TASK DIRECTIONS: Copy out every line that contains the word "Number".
[PROVIDED DATA start]
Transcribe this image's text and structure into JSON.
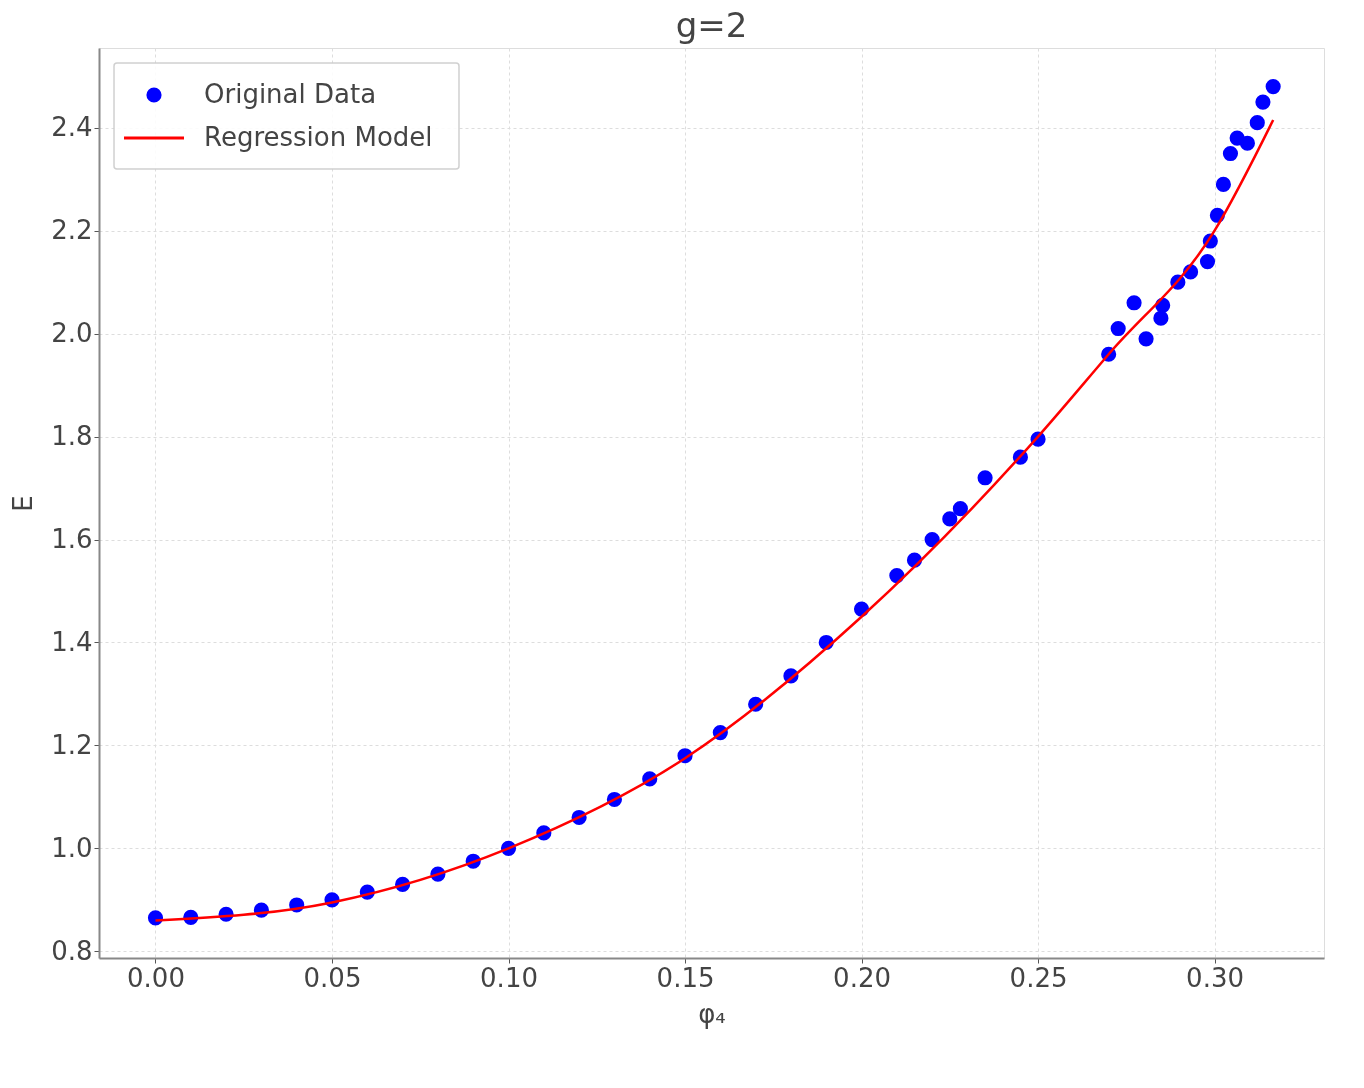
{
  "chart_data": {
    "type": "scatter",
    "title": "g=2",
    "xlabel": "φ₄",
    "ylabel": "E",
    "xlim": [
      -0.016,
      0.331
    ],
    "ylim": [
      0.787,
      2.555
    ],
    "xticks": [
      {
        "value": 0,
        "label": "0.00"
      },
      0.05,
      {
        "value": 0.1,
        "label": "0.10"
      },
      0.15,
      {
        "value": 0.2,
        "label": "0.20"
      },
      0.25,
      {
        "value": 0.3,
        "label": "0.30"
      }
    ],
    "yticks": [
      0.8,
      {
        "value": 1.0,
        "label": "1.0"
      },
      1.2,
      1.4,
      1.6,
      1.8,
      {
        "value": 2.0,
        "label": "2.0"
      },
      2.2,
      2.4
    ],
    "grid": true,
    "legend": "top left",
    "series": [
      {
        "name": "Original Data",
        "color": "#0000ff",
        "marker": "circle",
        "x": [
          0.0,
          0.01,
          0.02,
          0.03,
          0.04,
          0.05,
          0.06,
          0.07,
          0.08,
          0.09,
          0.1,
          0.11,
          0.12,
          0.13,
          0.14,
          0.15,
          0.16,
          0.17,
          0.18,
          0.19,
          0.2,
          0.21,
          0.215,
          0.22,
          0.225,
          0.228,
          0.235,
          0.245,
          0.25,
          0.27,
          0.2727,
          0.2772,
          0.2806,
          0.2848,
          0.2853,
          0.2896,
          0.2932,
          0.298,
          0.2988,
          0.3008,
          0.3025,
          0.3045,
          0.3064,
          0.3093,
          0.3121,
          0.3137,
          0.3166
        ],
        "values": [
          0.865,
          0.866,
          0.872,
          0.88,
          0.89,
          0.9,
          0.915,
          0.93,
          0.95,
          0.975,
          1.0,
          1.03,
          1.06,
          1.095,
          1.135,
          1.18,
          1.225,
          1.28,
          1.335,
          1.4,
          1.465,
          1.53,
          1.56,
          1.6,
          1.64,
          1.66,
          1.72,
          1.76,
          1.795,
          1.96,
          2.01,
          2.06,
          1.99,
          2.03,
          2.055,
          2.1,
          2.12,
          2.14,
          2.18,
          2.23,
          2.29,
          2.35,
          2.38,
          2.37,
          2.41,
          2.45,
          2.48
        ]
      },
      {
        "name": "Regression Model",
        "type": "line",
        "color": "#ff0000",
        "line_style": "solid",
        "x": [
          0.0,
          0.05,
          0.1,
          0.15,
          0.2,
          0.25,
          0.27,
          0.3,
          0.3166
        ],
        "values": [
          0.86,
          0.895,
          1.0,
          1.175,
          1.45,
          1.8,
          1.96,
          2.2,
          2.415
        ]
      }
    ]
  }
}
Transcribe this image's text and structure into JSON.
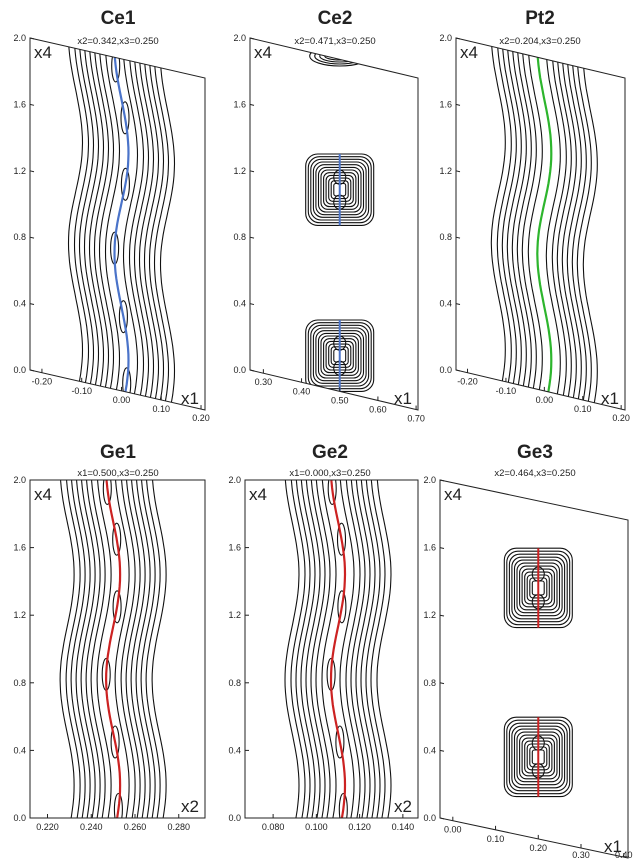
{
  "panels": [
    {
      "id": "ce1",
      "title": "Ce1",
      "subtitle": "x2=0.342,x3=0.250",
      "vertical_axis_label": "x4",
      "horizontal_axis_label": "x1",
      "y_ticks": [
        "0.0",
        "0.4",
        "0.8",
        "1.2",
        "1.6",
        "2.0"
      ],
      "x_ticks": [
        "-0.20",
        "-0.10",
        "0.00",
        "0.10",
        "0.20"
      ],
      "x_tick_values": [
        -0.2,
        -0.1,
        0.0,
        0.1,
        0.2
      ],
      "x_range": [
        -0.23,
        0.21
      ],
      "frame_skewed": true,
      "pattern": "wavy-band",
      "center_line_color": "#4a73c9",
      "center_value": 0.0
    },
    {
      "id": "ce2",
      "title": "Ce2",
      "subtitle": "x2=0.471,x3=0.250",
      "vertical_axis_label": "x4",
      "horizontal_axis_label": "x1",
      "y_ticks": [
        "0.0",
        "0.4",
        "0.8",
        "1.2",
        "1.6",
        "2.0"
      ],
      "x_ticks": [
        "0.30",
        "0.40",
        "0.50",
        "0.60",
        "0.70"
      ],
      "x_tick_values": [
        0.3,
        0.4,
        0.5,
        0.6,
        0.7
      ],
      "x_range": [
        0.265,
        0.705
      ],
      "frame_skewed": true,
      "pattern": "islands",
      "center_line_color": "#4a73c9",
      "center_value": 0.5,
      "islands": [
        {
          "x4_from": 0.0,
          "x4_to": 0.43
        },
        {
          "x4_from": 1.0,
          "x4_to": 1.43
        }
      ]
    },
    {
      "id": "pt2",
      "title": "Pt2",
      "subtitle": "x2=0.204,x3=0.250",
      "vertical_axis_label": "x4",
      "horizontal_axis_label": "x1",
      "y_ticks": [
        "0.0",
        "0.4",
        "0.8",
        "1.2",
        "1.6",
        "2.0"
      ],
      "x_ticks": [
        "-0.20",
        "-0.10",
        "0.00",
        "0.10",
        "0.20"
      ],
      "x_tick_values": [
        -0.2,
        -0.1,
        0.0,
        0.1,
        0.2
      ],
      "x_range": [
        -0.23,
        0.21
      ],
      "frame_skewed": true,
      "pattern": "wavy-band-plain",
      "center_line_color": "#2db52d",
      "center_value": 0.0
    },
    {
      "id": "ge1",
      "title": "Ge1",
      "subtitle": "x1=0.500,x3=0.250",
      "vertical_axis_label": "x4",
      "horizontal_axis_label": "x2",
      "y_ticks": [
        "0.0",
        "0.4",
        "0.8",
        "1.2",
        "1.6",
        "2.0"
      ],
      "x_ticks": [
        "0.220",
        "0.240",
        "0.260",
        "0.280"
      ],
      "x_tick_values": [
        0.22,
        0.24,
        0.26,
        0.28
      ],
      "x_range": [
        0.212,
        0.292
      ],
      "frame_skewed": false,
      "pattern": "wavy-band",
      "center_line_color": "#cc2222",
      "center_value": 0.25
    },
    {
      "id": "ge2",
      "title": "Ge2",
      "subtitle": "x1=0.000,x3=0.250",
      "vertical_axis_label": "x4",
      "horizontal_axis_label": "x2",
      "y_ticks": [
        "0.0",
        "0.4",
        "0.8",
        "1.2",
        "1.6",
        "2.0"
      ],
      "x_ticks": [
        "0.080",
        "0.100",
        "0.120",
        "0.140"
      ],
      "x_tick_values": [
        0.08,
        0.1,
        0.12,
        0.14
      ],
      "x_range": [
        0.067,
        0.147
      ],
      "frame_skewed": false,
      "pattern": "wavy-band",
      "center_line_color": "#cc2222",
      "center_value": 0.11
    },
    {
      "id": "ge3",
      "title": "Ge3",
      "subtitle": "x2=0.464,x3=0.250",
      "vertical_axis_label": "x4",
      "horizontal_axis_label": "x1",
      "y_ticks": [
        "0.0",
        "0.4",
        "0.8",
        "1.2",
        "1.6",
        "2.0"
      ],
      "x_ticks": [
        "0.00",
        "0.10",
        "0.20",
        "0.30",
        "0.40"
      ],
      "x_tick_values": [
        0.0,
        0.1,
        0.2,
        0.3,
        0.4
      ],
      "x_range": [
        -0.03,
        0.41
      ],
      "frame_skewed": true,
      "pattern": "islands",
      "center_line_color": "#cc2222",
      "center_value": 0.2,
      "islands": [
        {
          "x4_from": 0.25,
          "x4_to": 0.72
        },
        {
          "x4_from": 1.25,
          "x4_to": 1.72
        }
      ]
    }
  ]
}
[PROVIDED DATA end]
[PROVIDED DATA start]
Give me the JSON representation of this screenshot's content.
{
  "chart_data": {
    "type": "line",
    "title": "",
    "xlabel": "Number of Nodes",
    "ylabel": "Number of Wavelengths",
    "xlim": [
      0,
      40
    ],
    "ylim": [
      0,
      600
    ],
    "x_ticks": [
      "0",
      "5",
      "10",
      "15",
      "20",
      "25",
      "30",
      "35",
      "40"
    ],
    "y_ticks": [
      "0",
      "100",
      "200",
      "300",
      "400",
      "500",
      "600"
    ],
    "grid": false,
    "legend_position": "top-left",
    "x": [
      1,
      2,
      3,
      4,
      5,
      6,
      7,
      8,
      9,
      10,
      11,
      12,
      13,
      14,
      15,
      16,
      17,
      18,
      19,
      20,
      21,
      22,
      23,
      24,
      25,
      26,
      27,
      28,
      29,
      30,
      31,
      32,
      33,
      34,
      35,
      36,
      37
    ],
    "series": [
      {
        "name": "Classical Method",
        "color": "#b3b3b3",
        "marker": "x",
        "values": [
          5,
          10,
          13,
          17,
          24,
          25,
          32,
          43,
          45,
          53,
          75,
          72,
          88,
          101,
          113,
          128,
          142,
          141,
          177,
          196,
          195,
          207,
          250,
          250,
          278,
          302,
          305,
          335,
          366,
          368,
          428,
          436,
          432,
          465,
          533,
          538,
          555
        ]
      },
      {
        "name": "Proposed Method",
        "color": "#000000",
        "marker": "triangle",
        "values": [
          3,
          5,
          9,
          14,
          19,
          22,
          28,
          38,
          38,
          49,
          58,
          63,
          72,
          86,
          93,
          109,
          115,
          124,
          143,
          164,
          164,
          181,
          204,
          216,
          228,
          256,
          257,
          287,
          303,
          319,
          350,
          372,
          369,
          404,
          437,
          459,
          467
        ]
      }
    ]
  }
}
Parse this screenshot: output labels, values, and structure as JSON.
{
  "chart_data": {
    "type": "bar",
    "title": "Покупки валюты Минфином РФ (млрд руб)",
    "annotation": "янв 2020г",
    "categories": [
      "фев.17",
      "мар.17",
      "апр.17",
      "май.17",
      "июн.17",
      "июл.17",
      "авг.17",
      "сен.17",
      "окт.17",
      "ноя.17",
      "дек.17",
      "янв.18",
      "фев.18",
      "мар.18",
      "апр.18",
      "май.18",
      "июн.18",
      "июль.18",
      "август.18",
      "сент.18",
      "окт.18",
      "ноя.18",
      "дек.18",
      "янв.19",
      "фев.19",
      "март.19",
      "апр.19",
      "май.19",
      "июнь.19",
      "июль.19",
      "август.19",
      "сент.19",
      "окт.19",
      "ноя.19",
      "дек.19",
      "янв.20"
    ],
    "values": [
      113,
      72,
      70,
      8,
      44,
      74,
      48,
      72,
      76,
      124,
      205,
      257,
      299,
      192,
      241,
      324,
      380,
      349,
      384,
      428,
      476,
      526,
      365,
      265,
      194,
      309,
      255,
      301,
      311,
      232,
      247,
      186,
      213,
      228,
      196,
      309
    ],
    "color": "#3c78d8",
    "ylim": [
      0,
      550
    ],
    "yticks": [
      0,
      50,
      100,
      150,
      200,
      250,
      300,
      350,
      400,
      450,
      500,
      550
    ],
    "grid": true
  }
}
[PROVIDED DATA end]
[PROVIDED DATA start]
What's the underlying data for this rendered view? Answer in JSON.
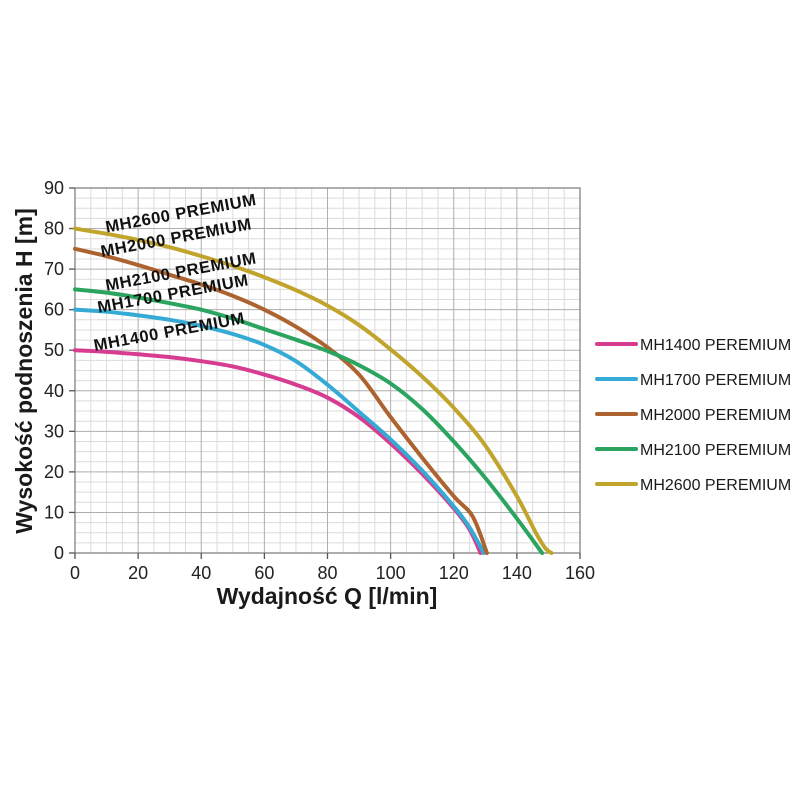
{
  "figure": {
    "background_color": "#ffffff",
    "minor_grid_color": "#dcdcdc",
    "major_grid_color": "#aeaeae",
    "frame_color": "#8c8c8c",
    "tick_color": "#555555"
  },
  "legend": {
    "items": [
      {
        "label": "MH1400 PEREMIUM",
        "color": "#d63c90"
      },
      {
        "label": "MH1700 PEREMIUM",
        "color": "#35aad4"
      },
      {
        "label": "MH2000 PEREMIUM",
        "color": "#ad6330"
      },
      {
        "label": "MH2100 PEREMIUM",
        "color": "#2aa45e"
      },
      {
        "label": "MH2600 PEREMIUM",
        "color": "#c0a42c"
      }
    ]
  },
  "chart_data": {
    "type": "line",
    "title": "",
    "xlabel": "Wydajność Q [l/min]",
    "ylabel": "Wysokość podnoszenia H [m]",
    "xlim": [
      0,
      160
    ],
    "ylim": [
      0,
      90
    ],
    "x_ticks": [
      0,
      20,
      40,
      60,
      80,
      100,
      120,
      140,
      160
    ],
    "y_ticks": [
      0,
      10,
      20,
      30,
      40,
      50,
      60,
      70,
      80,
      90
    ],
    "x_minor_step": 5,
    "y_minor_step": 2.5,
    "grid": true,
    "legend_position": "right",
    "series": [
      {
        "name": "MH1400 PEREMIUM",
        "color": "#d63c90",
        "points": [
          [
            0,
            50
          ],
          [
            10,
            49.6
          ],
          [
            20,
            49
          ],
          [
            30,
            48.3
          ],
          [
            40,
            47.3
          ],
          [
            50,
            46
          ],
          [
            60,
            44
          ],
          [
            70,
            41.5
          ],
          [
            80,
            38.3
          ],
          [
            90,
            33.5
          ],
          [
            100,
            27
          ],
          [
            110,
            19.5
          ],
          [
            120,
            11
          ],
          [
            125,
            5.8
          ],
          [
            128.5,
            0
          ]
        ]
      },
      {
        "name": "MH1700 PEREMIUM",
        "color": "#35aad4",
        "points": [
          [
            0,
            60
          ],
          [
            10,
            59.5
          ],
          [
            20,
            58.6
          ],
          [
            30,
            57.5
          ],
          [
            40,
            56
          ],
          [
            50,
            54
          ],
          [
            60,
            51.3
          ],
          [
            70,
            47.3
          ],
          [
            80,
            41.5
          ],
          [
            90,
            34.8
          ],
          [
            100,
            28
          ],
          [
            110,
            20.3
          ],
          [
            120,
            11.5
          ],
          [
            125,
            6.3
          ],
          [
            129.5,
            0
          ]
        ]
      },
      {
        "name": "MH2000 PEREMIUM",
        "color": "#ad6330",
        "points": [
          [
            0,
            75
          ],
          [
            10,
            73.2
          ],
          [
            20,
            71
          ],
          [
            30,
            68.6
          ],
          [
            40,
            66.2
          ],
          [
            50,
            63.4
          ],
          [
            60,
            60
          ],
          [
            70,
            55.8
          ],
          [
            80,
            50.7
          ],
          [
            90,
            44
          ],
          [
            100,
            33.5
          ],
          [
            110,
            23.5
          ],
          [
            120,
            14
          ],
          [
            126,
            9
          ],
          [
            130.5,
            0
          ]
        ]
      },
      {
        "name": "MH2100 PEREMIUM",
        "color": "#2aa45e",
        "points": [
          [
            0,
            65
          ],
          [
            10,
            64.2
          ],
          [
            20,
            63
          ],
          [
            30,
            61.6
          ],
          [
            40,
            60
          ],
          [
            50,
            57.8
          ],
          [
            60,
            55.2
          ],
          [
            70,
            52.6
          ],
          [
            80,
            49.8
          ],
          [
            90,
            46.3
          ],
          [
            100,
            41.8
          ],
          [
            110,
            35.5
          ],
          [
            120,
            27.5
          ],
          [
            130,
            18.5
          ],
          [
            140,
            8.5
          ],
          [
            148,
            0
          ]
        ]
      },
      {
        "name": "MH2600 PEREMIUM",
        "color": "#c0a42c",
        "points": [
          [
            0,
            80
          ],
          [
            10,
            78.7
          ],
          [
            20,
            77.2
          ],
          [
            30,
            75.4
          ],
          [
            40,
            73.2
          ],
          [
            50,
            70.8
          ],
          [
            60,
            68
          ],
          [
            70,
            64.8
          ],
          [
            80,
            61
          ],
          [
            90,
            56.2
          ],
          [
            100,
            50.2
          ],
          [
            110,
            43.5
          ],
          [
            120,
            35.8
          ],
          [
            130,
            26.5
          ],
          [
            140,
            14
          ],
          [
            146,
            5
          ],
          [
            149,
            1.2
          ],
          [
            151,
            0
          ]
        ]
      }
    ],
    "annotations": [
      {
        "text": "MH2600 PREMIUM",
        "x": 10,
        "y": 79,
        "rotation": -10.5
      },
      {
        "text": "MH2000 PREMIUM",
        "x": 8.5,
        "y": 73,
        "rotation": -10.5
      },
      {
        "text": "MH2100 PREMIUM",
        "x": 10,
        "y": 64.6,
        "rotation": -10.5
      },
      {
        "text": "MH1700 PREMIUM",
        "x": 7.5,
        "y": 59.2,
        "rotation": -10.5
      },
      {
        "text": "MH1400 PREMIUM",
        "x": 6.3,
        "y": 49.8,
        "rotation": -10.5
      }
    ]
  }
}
[PROVIDED DATA end]
RESPONSE TO THIS EXERCISE:
    "xlabel": "Number of Nodes",
    "ylabel": "Number of Wavelengths",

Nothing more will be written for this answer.